- _Brief_
Show only lines that include "वनपर".

::::::::::

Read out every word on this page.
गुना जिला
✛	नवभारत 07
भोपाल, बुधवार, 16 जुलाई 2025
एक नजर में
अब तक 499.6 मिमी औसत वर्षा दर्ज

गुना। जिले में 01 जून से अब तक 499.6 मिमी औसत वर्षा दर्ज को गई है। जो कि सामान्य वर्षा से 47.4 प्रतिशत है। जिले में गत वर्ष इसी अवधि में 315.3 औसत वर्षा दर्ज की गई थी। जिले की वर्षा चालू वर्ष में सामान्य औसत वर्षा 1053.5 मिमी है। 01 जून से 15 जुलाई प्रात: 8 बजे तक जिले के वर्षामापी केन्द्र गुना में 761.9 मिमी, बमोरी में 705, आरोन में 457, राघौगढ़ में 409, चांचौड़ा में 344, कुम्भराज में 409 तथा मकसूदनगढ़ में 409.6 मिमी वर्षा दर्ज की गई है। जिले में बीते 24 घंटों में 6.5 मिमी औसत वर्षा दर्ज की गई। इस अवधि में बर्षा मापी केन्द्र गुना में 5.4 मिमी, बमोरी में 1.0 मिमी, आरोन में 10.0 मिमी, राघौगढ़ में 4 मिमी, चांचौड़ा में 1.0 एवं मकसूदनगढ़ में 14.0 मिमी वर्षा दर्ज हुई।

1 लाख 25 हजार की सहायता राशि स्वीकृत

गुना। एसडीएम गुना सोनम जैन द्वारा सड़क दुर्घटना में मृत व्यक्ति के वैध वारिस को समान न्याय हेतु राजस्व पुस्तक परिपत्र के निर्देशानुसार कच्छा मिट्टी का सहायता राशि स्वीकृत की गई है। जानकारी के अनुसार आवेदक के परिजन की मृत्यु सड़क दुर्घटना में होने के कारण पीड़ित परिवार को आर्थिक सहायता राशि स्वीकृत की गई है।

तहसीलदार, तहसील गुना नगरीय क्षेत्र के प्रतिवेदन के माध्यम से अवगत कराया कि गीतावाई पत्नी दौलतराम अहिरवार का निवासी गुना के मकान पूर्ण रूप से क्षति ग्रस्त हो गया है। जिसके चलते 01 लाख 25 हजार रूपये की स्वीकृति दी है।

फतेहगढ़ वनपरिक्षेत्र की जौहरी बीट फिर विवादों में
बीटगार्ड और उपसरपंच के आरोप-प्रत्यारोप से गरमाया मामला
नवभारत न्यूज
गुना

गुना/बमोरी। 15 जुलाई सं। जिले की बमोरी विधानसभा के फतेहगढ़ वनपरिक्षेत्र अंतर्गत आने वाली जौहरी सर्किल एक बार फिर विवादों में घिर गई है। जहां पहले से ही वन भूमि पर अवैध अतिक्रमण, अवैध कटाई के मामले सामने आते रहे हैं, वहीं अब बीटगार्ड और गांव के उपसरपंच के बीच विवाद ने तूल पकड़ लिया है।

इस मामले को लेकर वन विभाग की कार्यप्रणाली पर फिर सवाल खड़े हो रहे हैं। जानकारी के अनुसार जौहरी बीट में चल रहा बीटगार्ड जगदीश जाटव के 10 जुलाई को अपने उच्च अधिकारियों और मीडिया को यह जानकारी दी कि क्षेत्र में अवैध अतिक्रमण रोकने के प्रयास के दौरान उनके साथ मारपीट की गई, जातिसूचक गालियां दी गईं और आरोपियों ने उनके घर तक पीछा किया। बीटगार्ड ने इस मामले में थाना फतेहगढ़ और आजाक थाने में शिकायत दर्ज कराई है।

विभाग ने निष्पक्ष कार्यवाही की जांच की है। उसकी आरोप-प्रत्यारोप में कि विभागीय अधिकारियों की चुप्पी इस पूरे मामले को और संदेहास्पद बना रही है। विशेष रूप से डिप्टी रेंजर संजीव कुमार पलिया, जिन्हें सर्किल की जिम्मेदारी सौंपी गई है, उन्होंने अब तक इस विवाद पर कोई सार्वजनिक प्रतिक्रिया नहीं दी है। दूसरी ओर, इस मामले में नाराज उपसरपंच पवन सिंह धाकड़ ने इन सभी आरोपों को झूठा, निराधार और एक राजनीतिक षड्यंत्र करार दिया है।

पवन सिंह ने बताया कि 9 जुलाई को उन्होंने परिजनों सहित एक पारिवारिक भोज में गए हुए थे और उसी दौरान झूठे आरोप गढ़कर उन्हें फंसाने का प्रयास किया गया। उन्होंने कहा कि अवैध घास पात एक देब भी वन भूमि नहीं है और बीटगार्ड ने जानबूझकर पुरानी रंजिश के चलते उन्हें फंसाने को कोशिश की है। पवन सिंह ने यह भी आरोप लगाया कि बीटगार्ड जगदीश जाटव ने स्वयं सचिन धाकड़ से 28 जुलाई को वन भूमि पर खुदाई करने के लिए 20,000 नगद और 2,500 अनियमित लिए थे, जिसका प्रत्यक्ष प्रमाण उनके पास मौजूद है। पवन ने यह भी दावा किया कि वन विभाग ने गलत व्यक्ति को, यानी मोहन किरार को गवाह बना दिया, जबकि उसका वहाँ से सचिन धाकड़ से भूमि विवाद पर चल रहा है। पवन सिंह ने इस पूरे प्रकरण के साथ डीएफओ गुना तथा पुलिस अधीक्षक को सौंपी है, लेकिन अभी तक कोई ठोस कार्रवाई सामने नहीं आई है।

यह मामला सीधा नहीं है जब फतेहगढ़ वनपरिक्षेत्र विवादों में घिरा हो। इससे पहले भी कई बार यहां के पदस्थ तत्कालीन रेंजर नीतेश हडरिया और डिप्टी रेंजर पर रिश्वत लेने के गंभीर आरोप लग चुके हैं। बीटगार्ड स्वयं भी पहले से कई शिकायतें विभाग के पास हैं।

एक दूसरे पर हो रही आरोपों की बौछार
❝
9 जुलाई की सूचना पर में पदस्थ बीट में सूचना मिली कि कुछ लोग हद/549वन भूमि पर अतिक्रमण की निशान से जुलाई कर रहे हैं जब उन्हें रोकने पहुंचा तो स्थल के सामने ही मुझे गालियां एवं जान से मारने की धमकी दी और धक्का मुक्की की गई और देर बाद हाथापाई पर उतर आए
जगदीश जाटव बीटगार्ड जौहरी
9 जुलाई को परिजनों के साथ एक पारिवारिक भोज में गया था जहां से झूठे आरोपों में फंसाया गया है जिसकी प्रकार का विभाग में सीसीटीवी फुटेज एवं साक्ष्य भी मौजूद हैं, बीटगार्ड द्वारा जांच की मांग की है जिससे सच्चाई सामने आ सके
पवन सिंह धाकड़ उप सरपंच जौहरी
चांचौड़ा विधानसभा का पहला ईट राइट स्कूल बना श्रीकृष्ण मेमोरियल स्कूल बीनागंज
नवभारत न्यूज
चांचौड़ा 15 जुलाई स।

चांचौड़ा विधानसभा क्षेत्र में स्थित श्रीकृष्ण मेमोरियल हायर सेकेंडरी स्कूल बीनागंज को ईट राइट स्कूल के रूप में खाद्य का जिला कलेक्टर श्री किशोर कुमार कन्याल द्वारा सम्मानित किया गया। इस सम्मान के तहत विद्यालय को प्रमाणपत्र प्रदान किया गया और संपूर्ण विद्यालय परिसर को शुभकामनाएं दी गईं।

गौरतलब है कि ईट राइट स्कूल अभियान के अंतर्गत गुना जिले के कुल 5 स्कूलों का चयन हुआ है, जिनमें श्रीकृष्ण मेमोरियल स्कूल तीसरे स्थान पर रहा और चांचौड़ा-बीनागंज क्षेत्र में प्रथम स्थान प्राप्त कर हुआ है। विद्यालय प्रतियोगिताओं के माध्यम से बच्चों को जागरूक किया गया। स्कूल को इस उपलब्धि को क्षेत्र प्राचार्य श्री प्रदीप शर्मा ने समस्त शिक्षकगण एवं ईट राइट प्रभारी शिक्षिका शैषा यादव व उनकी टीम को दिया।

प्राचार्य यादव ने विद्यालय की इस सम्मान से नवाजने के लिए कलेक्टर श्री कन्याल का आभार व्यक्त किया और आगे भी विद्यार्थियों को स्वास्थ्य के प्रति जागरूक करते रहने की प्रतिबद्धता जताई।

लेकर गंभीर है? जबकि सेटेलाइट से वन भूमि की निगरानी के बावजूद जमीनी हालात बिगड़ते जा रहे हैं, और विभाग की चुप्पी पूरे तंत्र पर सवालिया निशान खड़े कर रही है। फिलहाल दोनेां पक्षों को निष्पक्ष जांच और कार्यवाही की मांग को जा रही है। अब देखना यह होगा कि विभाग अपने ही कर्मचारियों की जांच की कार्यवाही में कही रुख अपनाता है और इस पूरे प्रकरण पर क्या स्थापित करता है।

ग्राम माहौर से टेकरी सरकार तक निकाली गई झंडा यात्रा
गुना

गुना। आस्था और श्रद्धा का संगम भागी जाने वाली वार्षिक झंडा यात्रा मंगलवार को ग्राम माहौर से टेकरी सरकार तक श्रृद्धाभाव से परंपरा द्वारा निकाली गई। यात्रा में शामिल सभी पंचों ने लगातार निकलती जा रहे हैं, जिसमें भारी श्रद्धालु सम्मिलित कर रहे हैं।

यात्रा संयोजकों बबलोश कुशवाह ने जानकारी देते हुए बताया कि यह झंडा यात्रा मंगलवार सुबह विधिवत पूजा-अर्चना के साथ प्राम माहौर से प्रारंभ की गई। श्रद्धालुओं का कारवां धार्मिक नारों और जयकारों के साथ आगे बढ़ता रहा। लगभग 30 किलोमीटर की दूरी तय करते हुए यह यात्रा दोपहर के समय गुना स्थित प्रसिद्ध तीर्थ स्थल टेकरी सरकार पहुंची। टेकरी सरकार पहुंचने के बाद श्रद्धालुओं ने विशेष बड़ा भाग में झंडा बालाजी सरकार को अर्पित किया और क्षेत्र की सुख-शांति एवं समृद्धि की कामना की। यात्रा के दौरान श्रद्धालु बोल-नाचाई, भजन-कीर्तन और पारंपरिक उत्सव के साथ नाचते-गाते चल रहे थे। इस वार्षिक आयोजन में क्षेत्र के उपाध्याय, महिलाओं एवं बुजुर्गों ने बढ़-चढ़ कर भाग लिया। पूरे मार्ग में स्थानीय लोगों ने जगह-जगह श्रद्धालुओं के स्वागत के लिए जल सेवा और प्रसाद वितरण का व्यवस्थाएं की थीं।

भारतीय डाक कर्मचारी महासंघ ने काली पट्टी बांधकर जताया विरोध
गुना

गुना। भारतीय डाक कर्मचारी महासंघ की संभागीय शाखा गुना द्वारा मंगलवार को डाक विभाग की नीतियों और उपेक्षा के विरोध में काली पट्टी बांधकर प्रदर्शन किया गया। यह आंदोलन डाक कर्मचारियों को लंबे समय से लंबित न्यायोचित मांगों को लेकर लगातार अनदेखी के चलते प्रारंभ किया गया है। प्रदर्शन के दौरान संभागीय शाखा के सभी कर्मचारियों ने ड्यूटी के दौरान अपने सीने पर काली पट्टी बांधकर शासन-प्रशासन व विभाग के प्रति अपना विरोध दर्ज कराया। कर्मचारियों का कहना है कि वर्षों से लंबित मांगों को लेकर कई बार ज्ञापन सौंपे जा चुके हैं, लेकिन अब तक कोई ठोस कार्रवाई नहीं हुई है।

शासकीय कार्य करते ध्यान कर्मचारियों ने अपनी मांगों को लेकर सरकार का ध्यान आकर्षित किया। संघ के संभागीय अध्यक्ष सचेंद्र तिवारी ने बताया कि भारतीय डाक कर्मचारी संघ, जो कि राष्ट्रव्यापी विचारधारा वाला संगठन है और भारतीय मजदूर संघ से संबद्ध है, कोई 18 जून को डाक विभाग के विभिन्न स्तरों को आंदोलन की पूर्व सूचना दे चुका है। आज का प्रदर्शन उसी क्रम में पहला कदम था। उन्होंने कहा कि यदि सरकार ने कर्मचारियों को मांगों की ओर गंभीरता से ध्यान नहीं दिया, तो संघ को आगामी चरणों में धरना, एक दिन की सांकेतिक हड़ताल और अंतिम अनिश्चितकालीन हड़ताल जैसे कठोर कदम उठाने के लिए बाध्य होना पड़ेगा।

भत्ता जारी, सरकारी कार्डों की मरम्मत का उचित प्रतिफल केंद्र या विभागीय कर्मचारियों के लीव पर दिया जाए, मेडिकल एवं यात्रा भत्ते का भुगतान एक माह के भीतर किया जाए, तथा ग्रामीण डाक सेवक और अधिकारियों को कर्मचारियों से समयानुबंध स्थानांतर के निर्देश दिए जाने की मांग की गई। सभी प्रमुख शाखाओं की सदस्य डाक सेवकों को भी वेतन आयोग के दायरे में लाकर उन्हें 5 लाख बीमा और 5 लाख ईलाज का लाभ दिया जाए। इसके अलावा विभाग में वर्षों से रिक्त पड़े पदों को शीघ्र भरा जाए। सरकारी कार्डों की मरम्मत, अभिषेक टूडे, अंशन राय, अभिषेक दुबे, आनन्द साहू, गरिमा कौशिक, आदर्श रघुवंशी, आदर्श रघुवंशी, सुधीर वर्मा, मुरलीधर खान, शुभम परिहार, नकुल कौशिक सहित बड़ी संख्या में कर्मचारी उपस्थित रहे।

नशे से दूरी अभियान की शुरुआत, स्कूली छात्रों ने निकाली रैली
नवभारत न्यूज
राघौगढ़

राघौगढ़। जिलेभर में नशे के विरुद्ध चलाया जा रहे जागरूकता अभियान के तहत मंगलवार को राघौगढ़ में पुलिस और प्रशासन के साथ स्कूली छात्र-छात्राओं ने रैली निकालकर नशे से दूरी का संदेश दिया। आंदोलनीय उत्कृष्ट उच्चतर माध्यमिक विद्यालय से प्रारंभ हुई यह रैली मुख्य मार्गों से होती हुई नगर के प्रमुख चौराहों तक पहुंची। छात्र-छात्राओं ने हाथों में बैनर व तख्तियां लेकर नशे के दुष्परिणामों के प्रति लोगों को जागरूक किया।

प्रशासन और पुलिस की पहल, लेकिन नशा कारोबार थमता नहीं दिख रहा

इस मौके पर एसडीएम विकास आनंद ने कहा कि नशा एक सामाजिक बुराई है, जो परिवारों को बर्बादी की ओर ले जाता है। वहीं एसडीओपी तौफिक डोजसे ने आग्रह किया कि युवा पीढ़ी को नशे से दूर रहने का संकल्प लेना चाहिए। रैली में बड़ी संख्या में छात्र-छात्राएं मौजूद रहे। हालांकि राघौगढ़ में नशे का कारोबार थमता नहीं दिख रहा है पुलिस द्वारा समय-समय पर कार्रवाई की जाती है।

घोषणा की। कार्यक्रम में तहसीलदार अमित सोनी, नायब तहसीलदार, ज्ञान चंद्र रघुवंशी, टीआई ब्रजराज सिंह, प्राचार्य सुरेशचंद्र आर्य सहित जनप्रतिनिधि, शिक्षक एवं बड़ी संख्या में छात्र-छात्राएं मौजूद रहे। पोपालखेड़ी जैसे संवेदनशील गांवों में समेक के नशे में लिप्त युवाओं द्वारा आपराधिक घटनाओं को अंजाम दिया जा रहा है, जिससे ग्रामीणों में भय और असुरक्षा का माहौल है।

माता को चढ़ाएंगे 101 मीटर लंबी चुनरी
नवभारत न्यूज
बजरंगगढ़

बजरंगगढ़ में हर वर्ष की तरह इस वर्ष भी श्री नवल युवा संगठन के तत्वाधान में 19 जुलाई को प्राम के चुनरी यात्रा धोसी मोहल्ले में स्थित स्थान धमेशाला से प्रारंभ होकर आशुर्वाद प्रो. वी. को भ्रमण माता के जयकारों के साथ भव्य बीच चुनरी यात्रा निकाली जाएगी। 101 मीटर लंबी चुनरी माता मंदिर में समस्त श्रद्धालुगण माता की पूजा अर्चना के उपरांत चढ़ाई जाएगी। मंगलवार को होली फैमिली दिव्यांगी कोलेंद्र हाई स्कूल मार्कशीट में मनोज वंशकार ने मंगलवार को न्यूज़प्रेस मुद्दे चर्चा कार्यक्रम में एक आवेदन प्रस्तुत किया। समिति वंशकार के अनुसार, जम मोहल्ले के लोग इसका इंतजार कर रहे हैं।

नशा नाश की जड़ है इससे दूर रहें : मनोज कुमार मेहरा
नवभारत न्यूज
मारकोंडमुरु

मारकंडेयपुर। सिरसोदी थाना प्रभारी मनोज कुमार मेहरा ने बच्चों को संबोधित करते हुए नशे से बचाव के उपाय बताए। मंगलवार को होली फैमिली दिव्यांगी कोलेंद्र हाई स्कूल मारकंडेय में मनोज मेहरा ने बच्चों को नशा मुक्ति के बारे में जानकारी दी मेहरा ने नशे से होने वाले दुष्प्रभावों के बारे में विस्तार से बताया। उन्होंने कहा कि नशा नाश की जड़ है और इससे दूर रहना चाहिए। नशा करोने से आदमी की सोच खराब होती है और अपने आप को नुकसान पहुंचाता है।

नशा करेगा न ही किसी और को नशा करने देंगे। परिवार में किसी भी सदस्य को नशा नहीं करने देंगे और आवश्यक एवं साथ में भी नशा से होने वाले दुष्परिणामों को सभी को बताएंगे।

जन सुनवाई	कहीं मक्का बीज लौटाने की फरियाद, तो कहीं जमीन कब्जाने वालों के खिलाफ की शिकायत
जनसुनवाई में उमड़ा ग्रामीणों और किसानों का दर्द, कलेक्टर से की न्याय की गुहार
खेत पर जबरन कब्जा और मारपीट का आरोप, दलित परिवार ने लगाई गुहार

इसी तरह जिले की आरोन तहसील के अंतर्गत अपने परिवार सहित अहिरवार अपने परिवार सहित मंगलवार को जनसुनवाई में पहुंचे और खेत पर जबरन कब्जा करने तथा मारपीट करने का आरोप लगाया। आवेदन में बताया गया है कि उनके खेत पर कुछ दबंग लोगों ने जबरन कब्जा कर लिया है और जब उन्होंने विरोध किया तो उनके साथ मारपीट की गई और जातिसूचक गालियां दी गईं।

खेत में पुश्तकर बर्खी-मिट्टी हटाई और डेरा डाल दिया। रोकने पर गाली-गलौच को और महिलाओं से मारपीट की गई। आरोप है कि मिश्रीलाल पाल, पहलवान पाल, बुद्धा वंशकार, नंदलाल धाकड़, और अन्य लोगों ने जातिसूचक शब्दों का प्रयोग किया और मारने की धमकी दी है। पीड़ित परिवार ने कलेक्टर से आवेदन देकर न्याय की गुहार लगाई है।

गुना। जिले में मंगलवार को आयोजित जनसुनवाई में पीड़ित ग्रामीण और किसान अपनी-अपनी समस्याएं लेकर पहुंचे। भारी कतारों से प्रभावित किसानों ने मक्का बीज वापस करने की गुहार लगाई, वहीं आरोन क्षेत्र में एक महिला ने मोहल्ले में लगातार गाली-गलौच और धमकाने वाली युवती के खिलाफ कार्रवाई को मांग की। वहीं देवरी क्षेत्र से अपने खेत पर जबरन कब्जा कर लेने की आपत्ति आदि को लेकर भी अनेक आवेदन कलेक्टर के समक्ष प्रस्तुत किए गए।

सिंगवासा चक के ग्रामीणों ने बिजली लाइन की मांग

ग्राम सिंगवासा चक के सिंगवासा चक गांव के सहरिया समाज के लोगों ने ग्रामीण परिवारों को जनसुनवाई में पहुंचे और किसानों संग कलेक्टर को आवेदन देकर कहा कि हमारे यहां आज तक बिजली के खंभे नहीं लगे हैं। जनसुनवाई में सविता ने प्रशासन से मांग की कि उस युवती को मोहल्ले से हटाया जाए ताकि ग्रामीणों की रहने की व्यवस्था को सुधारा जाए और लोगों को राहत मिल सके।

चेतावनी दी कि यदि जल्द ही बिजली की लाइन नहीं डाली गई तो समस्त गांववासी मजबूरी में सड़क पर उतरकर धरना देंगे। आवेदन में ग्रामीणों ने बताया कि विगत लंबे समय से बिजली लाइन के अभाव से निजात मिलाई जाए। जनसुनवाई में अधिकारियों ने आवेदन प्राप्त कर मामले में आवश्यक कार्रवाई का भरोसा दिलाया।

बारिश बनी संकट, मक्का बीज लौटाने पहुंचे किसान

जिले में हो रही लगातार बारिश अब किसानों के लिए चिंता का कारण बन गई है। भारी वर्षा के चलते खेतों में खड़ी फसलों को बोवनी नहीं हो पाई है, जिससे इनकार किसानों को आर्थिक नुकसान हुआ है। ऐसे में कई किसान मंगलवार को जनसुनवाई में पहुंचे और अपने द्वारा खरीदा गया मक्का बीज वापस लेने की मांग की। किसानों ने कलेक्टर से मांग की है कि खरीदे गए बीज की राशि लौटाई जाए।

::::::::::

- _Exercise solution_
फतेहगढ़ वनपरिक्षेत्र की जौहरी बीट फिर विवादों में
गुना/बमोरी। 15 जुलाई सं। जिले की बमोरी विधानसभा के फतेहगढ़ वनपरिक्षेत्र अंतर्गत आने वाली जौहरी सर्किल एक बार फिर विवादों में घिर गई है। जहां पहले से ही वन भूमि पर अवैध अतिक्रमण, अवैध कटाई के मामले सामने आते रहे हैं, वहीं अब बीटगार्ड और गांव के उपसरपंच के बीच विवाद ने तूल पकड़ लिया है।
यह मामला सीधा नहीं है जब फतेहगढ़ वनपरिक्षेत्र विवादों में घिरा हो। इससे पहले भी कई बार यहां के पदस्थ तत्कालीन रेंजर नीतेश हडरिया और डिप्टी रेंजर पर रिश्वत लेने के गंभीर आरोप लग चुके हैं। बीटगार्ड स्वयं भी पहले से कई शिकायतें विभाग के पास हैं।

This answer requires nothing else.